BEGIN Data extract

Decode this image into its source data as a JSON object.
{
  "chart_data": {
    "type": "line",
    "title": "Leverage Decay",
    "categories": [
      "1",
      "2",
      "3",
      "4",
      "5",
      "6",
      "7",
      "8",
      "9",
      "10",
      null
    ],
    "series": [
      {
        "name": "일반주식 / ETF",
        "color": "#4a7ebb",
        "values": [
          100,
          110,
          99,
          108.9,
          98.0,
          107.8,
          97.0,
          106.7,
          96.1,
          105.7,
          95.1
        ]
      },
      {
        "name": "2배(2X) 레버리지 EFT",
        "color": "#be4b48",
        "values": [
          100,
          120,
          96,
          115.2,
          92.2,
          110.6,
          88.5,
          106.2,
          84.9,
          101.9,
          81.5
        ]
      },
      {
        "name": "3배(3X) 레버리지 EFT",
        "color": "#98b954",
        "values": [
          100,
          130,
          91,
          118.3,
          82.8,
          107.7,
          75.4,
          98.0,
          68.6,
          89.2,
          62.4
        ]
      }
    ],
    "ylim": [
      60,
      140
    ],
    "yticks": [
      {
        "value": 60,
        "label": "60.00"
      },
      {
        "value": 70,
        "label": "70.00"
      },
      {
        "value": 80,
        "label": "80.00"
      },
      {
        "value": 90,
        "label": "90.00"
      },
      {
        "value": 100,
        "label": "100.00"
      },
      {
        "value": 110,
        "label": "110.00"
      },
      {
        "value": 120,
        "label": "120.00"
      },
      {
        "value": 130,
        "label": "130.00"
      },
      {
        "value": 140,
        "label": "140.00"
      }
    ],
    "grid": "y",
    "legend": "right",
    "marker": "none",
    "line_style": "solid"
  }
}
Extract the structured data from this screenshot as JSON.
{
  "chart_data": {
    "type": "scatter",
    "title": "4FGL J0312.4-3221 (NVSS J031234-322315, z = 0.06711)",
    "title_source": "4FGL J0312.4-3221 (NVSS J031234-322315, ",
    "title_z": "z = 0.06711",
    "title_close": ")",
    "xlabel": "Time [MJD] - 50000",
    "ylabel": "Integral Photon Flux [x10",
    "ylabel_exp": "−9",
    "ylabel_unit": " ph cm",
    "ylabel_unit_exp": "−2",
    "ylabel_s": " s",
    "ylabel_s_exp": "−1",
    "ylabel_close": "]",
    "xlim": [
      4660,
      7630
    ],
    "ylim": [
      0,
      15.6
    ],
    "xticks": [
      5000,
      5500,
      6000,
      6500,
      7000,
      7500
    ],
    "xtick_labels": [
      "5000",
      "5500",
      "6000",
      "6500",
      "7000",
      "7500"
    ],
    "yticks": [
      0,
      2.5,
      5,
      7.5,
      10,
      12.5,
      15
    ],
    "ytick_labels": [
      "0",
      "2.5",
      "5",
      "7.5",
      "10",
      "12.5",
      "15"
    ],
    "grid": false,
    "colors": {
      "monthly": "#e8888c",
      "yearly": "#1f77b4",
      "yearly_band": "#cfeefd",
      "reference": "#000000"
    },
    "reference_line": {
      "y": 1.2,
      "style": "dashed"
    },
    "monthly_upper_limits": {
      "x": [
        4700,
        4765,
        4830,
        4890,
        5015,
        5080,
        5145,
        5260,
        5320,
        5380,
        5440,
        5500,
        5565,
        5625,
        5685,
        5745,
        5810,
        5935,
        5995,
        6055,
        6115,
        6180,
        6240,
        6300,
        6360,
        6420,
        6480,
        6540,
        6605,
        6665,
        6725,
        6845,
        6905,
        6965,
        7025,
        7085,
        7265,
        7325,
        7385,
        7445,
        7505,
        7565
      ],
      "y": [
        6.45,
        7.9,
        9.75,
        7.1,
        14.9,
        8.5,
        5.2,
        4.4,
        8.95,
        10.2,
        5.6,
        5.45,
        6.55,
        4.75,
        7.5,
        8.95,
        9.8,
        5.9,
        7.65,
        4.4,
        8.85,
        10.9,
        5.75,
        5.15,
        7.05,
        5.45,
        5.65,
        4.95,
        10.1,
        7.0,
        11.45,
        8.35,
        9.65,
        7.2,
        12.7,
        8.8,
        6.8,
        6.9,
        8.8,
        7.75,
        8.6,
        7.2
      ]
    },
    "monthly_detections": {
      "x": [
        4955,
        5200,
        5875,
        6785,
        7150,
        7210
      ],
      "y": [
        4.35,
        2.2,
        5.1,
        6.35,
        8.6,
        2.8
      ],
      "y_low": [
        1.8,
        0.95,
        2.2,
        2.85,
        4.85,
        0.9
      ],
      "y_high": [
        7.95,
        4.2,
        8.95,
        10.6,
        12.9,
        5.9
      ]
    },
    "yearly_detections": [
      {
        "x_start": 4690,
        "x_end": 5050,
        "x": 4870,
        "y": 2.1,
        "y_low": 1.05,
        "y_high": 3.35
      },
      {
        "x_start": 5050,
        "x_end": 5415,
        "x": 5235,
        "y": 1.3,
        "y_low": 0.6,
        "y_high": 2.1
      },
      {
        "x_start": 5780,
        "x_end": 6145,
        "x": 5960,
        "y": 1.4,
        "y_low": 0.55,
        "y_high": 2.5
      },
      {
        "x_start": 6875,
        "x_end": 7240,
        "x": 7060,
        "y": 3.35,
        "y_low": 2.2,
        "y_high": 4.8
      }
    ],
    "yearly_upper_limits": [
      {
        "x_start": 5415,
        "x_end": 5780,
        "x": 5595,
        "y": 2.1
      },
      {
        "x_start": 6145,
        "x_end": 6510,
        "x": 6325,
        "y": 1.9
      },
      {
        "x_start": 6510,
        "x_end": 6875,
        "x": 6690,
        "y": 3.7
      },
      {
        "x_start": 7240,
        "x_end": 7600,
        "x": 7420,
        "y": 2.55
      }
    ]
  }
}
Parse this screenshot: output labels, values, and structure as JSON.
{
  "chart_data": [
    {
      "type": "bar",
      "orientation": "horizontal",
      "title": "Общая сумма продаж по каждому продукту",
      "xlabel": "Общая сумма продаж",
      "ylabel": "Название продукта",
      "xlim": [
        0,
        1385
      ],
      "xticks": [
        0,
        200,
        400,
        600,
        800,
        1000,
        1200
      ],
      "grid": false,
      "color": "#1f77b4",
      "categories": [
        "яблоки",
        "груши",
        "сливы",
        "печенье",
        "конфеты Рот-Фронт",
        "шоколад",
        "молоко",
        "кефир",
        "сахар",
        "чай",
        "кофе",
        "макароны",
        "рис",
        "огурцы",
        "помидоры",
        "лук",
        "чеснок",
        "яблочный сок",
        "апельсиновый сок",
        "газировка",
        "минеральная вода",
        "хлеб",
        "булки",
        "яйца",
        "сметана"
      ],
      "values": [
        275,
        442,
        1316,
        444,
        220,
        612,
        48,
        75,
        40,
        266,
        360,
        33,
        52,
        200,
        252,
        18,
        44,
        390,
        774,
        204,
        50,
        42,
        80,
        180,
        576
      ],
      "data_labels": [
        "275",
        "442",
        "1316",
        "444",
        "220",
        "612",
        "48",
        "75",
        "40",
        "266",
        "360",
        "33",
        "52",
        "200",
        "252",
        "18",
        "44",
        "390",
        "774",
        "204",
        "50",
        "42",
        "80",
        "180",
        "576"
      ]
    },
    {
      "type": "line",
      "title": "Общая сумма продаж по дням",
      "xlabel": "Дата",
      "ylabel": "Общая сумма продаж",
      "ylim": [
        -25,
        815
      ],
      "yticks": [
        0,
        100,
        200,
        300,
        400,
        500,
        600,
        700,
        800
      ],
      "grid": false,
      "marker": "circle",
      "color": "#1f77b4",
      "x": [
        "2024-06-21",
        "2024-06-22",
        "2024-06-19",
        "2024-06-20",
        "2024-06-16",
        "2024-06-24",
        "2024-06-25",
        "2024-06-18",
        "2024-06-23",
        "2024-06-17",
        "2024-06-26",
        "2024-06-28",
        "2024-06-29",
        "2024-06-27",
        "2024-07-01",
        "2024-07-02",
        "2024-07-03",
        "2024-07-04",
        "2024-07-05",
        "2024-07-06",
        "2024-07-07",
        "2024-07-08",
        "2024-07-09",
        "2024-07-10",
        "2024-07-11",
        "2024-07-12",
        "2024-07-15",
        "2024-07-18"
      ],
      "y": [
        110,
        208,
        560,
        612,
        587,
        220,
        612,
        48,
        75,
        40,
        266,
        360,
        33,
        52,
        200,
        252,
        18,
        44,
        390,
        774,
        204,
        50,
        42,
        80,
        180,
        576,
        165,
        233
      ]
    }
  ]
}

END Data extract

**Your objective:** From the data above, copy each line that holds "레버리지".

**Answer:**
        "name": "2배(2X) 레버리지 EFT",
        "name": "3배(3X) 레버리지 EFT",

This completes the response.